Lines that hold the word "cuộc" should be located and copied.

** BEGIN **

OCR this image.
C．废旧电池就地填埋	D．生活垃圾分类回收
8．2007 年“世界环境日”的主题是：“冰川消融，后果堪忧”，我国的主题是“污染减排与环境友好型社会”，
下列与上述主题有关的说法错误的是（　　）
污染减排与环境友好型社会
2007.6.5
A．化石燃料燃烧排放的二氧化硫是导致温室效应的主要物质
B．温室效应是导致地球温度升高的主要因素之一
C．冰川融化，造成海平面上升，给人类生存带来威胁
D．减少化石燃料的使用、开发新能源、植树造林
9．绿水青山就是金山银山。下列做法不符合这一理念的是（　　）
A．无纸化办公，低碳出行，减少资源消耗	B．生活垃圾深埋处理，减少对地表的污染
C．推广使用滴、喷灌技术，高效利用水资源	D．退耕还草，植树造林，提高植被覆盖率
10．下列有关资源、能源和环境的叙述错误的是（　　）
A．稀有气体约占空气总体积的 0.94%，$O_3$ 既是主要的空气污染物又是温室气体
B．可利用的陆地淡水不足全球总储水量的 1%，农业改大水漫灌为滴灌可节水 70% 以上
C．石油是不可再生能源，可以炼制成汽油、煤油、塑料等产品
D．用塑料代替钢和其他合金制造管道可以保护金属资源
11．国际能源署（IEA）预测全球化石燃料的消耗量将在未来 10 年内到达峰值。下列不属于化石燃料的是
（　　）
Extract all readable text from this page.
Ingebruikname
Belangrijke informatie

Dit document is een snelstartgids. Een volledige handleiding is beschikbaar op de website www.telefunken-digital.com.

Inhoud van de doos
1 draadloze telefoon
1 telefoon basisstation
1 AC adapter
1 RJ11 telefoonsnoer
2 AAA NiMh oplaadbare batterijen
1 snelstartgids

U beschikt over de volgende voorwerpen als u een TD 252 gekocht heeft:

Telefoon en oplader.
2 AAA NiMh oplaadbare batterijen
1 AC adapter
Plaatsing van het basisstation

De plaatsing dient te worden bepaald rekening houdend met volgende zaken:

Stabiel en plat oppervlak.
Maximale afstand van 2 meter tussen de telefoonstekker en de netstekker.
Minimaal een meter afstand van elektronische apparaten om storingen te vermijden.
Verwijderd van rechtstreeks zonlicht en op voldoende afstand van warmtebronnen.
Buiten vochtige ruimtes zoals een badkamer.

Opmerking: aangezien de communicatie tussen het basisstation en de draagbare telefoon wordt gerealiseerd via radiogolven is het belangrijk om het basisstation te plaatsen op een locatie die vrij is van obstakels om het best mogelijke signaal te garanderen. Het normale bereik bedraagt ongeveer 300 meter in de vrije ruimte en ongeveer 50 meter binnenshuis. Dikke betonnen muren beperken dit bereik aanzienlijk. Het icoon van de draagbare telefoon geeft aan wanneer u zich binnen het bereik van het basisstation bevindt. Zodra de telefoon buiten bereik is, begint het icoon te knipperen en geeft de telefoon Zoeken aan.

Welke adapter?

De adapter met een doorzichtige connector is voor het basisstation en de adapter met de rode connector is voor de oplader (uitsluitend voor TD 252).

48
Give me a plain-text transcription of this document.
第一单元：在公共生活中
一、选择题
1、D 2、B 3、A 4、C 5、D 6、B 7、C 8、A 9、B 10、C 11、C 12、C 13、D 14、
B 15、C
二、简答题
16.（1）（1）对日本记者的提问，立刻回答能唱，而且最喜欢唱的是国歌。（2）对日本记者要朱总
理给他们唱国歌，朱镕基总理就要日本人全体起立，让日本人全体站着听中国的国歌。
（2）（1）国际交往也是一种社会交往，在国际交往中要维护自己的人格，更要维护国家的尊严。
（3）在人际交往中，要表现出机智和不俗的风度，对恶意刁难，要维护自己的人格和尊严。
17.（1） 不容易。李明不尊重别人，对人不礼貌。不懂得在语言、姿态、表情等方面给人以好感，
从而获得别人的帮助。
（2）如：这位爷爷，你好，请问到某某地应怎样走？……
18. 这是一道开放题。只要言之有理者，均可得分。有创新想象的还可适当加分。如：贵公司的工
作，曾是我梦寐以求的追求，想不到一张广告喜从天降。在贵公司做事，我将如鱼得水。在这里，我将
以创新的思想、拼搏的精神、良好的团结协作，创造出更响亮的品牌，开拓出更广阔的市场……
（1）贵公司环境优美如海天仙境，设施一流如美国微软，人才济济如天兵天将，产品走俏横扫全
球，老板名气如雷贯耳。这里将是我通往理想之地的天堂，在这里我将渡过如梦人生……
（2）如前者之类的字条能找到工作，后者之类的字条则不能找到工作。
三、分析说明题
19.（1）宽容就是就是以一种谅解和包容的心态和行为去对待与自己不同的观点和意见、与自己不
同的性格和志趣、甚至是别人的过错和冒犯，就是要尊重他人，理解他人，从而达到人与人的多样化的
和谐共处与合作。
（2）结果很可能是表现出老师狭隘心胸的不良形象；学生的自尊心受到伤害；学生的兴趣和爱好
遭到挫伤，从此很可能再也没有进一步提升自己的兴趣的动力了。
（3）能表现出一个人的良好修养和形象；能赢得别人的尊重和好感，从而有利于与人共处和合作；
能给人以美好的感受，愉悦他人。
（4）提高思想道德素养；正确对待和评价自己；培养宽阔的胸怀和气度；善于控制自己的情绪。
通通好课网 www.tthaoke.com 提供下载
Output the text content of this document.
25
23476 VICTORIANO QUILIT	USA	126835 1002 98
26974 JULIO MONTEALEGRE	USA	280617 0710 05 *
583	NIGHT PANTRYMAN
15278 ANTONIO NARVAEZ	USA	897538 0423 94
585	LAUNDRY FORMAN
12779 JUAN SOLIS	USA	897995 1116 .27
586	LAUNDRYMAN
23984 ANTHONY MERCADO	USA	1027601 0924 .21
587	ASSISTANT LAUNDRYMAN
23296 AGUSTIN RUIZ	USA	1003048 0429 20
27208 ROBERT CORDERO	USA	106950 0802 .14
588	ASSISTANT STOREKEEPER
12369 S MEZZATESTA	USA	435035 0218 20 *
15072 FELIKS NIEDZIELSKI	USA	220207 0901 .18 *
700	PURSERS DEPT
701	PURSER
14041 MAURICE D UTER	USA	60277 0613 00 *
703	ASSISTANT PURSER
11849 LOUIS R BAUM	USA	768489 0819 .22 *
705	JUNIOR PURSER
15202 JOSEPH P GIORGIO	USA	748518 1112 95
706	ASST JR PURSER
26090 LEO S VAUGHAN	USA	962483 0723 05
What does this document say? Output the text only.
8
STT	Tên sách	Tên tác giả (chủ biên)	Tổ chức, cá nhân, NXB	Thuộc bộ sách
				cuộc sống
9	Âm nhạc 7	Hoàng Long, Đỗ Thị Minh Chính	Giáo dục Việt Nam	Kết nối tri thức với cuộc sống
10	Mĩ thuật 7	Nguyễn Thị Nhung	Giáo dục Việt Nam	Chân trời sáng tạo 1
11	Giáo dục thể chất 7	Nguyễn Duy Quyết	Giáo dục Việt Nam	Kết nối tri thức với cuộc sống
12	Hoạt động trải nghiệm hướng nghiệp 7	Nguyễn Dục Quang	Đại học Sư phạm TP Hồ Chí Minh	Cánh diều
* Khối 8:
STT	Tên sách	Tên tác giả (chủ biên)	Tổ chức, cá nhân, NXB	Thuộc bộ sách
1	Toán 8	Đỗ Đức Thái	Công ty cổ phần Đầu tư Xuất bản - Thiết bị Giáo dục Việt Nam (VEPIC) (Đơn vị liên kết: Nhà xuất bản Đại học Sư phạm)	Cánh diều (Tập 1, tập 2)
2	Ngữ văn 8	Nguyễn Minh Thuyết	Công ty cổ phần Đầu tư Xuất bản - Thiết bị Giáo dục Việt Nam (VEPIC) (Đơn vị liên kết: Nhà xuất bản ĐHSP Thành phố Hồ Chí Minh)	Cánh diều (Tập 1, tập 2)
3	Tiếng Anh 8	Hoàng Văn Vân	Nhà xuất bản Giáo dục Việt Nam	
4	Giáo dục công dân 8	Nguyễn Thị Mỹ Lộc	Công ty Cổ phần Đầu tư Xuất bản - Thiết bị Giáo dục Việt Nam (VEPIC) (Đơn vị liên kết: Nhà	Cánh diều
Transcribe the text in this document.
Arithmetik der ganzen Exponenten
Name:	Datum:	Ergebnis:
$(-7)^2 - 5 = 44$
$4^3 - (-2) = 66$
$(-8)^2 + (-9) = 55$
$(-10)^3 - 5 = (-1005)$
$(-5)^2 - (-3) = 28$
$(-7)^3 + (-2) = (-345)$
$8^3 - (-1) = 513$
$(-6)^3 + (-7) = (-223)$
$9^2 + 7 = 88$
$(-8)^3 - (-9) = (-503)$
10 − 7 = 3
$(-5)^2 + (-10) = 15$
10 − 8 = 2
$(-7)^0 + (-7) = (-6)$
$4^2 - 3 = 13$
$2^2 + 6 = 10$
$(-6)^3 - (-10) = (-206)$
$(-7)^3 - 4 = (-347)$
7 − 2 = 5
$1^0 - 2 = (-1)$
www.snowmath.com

** END **

Final result:
				cuộc sống
9	Âm nhạc 7	Hoàng Long, Đỗ Thị Minh Chính	Giáo dục Việt Nam	Kết nối tri thức với cuộc sống
11	Giáo dục thể chất 7	Nguyễn Duy Quyết	Giáo dục Việt Nam	Kết nối tri thức với cuộc sống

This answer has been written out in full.